== The task ==
Could you please find each line in the records that contains the word "marker" and copy it?
=== Input data ===
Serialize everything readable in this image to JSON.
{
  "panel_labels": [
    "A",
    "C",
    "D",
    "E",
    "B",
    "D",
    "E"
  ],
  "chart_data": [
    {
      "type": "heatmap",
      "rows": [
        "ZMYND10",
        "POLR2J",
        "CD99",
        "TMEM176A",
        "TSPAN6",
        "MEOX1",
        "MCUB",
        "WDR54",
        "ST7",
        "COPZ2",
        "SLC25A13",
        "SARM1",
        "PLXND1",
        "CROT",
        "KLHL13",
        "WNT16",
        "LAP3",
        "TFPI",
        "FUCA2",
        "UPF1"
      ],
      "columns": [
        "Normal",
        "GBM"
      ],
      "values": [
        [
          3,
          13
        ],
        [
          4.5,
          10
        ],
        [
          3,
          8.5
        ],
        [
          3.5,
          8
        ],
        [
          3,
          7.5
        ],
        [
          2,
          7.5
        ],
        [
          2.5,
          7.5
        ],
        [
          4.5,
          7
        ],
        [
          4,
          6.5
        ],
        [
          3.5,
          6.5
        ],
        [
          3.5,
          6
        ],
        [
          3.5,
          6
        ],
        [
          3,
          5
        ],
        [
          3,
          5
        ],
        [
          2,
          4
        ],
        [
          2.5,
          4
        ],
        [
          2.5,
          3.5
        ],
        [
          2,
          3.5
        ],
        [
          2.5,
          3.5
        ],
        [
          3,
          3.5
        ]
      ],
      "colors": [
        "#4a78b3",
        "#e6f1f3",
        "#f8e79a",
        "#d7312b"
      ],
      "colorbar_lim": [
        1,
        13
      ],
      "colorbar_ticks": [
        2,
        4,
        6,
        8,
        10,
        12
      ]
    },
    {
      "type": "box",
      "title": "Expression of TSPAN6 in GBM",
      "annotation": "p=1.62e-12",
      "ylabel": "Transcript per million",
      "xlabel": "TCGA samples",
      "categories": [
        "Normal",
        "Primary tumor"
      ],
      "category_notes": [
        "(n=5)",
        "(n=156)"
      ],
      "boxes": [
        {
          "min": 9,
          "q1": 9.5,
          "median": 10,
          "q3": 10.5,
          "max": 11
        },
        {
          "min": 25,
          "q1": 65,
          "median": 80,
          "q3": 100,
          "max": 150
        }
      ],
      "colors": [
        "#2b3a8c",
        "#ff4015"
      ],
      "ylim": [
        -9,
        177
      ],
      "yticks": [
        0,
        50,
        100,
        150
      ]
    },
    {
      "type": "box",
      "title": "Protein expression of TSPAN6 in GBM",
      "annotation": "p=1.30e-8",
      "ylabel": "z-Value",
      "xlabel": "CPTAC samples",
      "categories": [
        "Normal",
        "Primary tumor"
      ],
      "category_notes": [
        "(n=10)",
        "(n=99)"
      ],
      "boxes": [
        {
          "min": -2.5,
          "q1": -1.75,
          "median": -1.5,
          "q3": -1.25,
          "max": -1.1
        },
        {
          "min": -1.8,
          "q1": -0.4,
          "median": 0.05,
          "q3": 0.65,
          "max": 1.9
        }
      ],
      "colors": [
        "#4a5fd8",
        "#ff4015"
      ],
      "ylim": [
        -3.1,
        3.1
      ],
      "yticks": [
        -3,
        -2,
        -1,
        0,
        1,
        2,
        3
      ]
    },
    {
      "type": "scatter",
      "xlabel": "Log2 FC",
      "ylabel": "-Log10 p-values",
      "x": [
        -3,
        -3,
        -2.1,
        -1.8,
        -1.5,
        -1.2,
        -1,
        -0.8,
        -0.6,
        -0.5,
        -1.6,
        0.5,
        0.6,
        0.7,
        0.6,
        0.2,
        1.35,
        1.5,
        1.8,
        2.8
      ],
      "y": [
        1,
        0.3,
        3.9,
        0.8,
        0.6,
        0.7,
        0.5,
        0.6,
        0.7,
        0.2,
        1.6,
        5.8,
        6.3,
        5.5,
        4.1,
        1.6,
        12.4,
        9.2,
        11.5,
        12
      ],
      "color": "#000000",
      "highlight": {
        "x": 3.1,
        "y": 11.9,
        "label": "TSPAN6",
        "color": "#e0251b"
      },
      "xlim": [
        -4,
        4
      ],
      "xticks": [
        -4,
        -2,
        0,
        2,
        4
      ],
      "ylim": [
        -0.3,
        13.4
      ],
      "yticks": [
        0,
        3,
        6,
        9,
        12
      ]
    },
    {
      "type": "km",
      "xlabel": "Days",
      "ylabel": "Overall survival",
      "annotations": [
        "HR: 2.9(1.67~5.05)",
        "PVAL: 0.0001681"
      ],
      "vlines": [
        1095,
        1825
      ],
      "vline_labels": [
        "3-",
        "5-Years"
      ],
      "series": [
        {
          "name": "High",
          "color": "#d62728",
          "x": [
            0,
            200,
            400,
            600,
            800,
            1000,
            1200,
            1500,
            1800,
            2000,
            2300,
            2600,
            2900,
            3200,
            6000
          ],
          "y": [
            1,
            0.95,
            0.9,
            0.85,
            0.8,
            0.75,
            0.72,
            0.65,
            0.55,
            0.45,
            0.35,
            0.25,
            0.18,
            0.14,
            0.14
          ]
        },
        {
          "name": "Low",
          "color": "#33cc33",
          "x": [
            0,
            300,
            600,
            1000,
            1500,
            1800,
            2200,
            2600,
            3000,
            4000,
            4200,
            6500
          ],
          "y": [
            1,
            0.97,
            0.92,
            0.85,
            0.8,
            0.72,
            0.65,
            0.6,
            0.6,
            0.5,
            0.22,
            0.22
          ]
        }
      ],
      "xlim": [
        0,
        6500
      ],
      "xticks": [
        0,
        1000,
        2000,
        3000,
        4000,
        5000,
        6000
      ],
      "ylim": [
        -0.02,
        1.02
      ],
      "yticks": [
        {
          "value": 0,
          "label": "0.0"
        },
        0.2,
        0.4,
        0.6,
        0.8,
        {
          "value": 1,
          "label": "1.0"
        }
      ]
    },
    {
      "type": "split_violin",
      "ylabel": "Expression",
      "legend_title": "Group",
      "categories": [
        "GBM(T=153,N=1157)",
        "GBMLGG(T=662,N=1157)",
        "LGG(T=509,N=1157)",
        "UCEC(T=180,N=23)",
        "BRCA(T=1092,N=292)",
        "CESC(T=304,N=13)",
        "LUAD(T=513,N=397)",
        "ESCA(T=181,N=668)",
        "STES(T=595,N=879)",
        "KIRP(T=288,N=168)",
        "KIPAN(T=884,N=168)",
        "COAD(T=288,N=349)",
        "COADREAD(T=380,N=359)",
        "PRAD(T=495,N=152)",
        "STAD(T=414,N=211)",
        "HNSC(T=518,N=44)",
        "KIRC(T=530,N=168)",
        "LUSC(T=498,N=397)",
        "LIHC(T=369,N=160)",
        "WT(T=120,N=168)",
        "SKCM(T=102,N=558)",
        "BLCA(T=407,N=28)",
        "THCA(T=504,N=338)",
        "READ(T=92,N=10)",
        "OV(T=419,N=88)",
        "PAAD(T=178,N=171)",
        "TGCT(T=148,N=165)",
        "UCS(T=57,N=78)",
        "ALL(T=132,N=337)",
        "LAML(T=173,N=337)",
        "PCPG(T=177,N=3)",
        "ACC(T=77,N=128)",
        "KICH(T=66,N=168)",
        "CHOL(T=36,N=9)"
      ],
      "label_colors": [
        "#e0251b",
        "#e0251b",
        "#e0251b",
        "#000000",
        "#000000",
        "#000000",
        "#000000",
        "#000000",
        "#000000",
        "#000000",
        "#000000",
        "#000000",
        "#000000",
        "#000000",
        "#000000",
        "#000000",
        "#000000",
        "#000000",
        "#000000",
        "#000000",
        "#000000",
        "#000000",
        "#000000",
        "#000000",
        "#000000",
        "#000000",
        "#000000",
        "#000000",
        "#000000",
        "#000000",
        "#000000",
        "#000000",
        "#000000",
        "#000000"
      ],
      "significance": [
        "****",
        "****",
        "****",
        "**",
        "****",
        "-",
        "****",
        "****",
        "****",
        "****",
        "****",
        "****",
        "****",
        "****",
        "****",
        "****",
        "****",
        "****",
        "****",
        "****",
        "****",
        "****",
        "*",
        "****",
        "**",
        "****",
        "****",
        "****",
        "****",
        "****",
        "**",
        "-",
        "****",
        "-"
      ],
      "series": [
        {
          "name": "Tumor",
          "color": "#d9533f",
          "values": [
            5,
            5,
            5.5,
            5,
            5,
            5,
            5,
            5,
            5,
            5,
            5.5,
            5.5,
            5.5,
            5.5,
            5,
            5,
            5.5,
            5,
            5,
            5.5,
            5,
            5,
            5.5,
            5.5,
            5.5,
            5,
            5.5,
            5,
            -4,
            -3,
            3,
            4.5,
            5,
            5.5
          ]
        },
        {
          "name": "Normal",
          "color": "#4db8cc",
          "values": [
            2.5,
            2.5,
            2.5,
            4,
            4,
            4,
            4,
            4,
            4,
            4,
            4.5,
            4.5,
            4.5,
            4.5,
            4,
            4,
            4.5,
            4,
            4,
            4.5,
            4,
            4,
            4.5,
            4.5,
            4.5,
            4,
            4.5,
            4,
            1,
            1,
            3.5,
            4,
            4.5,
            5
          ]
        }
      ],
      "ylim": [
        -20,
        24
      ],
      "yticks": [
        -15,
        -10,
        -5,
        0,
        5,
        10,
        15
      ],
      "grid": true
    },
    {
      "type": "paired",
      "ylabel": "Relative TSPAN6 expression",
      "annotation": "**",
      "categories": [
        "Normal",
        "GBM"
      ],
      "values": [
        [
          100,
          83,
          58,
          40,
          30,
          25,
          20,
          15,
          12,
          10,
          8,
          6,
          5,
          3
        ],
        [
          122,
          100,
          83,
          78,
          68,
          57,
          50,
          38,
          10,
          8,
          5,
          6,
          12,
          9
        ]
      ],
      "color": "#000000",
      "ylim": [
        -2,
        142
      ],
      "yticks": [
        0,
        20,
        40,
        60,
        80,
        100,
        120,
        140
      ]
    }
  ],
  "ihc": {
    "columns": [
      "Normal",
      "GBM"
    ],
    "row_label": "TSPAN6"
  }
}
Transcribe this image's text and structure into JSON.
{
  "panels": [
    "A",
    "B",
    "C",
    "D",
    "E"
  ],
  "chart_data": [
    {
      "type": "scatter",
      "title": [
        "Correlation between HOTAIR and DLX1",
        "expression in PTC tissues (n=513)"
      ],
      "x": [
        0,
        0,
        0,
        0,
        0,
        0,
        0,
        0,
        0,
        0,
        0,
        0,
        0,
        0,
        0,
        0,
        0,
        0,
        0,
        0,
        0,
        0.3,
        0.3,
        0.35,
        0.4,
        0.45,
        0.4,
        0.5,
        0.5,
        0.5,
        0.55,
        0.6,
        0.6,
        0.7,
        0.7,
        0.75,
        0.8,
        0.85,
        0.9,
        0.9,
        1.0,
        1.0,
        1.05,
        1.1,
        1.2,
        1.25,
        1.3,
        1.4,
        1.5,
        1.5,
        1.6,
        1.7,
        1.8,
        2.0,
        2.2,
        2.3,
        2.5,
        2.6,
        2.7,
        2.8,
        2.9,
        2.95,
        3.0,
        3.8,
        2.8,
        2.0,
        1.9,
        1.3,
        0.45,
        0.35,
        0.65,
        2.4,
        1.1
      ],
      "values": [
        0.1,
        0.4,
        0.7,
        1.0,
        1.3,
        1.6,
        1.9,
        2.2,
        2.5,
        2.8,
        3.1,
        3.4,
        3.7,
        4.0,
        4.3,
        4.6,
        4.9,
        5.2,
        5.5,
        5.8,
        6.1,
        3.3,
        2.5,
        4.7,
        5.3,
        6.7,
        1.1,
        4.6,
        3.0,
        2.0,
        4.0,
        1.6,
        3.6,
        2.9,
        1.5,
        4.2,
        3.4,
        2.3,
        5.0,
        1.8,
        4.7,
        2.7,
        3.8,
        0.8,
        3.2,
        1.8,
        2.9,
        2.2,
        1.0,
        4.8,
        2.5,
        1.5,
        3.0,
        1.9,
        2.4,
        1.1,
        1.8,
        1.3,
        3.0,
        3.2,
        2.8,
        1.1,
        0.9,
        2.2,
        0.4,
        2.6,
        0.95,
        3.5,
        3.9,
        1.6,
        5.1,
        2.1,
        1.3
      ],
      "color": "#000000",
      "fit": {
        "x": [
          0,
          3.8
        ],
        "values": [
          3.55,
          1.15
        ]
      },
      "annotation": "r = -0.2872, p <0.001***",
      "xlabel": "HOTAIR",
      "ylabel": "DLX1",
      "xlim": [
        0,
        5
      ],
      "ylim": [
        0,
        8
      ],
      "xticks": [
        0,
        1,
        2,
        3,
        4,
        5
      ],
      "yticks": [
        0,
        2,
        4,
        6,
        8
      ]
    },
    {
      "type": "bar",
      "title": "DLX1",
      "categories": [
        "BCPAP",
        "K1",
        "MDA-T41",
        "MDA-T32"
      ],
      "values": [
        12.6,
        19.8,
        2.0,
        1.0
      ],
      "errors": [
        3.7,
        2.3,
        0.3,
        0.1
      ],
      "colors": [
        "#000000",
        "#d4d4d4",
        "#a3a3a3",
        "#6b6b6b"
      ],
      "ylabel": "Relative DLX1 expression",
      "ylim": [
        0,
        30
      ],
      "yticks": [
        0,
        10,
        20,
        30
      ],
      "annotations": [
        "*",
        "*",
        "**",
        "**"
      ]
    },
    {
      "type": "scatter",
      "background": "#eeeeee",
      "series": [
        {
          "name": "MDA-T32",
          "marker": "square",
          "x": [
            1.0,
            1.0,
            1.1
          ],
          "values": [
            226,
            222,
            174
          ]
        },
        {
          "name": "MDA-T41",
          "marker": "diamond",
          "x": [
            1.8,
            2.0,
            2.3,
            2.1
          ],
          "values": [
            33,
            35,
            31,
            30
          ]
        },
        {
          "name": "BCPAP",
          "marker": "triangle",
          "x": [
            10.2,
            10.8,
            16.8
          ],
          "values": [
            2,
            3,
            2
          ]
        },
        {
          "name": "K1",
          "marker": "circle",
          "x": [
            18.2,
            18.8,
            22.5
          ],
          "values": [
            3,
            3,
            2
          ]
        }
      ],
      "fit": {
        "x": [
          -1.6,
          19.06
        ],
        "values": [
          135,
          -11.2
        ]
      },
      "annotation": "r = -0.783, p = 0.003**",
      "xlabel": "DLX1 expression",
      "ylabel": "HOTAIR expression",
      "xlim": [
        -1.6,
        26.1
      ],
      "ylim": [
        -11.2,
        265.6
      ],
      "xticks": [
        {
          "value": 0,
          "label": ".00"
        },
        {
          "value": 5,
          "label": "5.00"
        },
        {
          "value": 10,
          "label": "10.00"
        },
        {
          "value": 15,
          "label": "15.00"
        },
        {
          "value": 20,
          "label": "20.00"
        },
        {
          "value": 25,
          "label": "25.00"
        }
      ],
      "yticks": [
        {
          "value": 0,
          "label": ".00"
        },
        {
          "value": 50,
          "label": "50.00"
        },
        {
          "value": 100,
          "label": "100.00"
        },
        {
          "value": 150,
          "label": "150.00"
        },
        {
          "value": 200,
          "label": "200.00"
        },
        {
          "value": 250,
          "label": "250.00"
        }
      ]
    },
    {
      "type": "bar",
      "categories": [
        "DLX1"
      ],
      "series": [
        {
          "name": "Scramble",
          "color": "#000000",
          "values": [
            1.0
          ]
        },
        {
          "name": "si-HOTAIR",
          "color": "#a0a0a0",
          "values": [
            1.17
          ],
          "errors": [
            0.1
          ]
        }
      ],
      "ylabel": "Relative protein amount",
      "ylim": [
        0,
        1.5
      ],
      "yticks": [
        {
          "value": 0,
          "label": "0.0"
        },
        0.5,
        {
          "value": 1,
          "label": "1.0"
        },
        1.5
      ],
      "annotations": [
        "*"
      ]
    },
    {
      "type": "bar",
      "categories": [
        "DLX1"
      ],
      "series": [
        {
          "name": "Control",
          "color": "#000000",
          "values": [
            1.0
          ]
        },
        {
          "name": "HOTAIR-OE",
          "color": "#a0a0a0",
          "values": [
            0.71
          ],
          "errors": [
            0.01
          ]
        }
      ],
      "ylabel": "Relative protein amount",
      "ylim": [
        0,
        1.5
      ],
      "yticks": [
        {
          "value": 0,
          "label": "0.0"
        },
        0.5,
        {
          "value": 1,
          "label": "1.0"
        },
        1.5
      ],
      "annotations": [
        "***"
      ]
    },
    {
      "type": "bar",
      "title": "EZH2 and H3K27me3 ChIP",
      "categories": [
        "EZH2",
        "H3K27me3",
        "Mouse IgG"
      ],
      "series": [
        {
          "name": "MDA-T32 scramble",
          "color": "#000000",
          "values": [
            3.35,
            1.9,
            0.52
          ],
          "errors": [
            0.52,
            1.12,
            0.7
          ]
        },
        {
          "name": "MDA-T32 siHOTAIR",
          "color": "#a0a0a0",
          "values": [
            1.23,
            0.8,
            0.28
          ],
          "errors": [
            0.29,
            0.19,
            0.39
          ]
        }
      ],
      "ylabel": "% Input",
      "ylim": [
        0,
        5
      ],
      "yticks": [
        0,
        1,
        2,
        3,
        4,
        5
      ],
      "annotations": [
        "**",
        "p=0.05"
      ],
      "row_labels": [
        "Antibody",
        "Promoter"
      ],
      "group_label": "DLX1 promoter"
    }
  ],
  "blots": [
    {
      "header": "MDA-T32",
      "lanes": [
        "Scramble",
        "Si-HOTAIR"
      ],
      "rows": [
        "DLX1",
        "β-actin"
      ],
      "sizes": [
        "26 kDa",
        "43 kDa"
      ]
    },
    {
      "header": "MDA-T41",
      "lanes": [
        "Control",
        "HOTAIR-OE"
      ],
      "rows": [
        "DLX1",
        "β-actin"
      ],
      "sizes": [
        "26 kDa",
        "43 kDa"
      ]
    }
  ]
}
===
== Answer section ==
          "marker": "square",
          "marker": "diamond",
          "marker": "triangle",
          "marker": "circle",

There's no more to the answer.